[Data excerpts]
* Start *

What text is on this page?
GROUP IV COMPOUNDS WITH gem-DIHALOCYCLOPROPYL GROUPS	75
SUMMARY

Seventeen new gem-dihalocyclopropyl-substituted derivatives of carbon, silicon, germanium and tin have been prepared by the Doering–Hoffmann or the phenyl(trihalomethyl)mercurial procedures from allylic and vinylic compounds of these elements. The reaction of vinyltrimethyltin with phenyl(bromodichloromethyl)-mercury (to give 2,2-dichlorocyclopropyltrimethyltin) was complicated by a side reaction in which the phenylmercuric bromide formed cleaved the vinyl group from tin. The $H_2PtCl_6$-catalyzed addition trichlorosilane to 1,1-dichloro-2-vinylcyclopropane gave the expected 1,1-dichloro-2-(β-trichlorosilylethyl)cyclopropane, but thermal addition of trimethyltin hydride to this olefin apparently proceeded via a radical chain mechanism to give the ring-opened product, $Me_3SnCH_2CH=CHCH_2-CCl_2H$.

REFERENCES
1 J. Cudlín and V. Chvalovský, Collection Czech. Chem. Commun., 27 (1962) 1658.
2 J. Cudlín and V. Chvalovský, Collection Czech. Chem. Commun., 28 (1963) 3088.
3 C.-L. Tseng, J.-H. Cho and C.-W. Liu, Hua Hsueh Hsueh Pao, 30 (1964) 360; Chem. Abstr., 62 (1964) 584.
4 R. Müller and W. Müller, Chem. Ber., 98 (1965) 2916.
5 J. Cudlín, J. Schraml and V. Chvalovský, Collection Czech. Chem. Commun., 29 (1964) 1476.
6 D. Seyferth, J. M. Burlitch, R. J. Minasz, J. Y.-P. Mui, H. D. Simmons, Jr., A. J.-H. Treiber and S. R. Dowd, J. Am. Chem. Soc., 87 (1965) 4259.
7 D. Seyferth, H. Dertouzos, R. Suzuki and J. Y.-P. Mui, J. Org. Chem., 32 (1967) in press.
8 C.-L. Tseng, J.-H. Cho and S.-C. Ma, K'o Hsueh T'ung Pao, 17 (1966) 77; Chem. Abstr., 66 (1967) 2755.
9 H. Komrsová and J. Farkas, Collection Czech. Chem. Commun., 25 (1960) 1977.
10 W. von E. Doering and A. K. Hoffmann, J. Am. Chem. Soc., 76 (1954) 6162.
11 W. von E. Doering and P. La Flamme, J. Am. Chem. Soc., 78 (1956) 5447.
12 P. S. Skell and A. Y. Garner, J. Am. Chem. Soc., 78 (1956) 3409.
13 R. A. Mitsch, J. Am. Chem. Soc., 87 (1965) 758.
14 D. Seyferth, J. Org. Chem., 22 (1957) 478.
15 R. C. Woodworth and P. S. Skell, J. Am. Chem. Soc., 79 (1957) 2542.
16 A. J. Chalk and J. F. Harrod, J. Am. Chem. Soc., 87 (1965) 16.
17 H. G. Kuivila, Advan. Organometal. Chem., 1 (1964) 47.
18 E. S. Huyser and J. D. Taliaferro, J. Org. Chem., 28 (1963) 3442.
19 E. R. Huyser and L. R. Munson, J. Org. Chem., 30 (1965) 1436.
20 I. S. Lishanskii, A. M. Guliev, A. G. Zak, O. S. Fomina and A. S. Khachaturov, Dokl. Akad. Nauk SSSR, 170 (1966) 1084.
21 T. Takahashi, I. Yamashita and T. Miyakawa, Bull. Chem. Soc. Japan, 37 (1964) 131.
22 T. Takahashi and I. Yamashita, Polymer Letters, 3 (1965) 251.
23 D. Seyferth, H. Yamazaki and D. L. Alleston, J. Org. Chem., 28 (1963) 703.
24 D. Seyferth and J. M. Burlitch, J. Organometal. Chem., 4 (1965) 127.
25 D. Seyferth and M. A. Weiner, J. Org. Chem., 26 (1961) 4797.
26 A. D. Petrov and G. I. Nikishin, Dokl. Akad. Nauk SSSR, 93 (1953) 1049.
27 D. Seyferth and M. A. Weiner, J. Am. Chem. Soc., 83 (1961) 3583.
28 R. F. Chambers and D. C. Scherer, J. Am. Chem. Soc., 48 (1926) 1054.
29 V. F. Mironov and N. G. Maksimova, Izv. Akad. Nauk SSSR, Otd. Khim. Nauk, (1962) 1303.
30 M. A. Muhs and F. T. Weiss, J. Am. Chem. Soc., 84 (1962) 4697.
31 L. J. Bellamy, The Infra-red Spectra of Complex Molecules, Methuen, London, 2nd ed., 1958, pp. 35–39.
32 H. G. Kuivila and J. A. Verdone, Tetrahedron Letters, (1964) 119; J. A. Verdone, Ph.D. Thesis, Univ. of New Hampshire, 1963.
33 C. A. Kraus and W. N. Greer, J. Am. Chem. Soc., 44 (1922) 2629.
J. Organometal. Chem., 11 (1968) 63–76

* End *

EXERCISE DESCRIPTION →
Write the complete data out, exactly as above.

SOLUTION FOR THIS EXERCISE →
What text is on this page?
GROUP IV COMPOUNDS WITH gem-DIHALOCYCLOPROPYL GROUPS	75
SUMMARY

Seventeen new gem-dihalocyclopropyl-substituted derivatives of carbon, silicon, germanium and tin have been prepared by the Doering–Hoffmann or the phenyl(trihalomethyl)mercurial procedures from allylic and vinylic compounds of these elements. The reaction of vinyltrimethyltin with phenyl(bromodichloromethyl)-mercury (to give 2,2-dichlorocyclopropyltrimethyltin) was complicated by a side reaction in which the phenylmercuric bromide formed cleaved the vinyl group from tin. The $H_2PtCl_6$-catalyzed addition trichlorosilane to 1,1-dichloro-2-vinylcyclopropane gave the expected 1,1-dichloro-2-(β-trichlorosilylethyl)cyclopropane, but thermal addition of trimethyltin hydride to this olefin apparently proceeded via a radical chain mechanism to give the ring-opened product, $Me_3SnCH_2CH=CHCH_2-CCl_2H$.

REFERENCES
1 J. Cudlín and V. Chvalovský, Collection Czech. Chem. Commun., 27 (1962) 1658.
2 J. Cudlín and V. Chvalovský, Collection Czech. Chem. Commun., 28 (1963) 3088.
3 C.-L. Tseng, J.-H. Cho and C.-W. Liu, Hua Hsueh Hsueh Pao, 30 (1964) 360; Chem. Abstr., 62 (1964) 584.
4 R. Müller and W. Müller, Chem. Ber., 98 (1965) 2916.
5 J. Cudlín, J. Schraml and V. Chvalovský, Collection Czech. Chem. Commun., 29 (1964) 1476.
6 D. Seyferth, J. M. Burlitch, R. J. Minasz, J. Y.-P. Mui, H. D. Simmons, Jr., A. J.-H. Treiber and S. R. Dowd, J. Am. Chem. Soc., 87 (1965) 4259.
7 D. Seyferth, H. Dertouzos, R. Suzuki and J. Y.-P. Mui, J. Org. Chem., 32 (1967) in press.
8 C.-L. Tseng, J.-H. Cho and S.-C. Ma, K'o Hsueh T'ung Pao, 17 (1966) 77; Chem. Abstr., 66 (1967) 2755.
9 H. Komrsová and J. Farkas, Collection Czech. Chem. Commun., 25 (1960) 1977.
10 W. von E. Doering and A. K. Hoffmann, J. Am. Chem. Soc., 76 (1954) 6162.
11 W. von E. Doering and P. La Flamme, J. Am. Chem. Soc., 78 (1956) 5447.
12 P. S. Skell and A. Y. Garner, J. Am. Chem. Soc., 78 (1956) 3409.
13 R. A. Mitsch, J. Am. Chem. Soc., 87 (1965) 758.
14 D. Seyferth, J. Org. Chem., 22 (1957) 478.
15 R. C. Woodworth and P. S. Skell, J. Am. Chem. Soc., 79 (1957) 2542.
16 A. J. Chalk and J. F. Harrod, J. Am. Chem. Soc., 87 (1965) 16.
17 H. G. Kuivila, Advan. Organometal. Chem., 1 (1964) 47.
18 E. S. Huyser and J. D. Taliaferro, J. Org. Chem., 28 (1963) 3442.
19 E. R. Huyser and L. R. Munson, J. Org. Chem., 30 (1965) 1436.
20 I. S. Lishanskii, A. M. Guliev, A. G. Zak, O. S. Fomina and A. S. Khachaturov, Dokl. Akad. Nauk SSSR, 170 (1966) 1084.
21 T. Takahashi, I. Yamashita and T. Miyakawa, Bull. Chem. Soc. Japan, 37 (1964) 131.
22 T. Takahashi and I. Yamashita, Polymer Letters, 3 (1965) 251.
23 D. Seyferth, H. Yamazaki and D. L. Alleston, J. Org. Chem., 28 (1963) 703.
24 D. Seyferth and J. M. Burlitch, J. Organometal. Chem., 4 (1965) 127.
25 D. Seyferth and M. A. Weiner, J. Org. Chem., 26 (1961) 4797.
26 A. D. Petrov and G. I. Nikishin, Dokl. Akad. Nauk SSSR, 93 (1953) 1049.
27 D. Seyferth and M. A. Weiner, J. Am. Chem. Soc., 83 (1961) 3583.
28 R. F. Chambers and D. C. Scherer, J. Am. Chem. Soc., 48 (1926) 1054.
29 V. F. Mironov and N. G. Maksimova, Izv. Akad. Nauk SSSR, Otd. Khim. Nauk, (1962) 1303.
30 M. A. Muhs and F. T. Weiss, J. Am. Chem. Soc., 84 (1962) 4697.
31 L. J. Bellamy, The Infra-red Spectra of Complex Molecules, Methuen, London, 2nd ed., 1958, pp. 35–39.
32 H. G. Kuivila and J. A. Verdone, Tetrahedron Letters, (1964) 119; J. A. Verdone, Ph.D. Thesis, Univ. of New Hampshire, 1963.
33 C. A. Kraus and W. N. Greer, J. Am. Chem. Soc., 44 (1922) 2629.
J. Organometal. Chem., 11 (1968) 63–76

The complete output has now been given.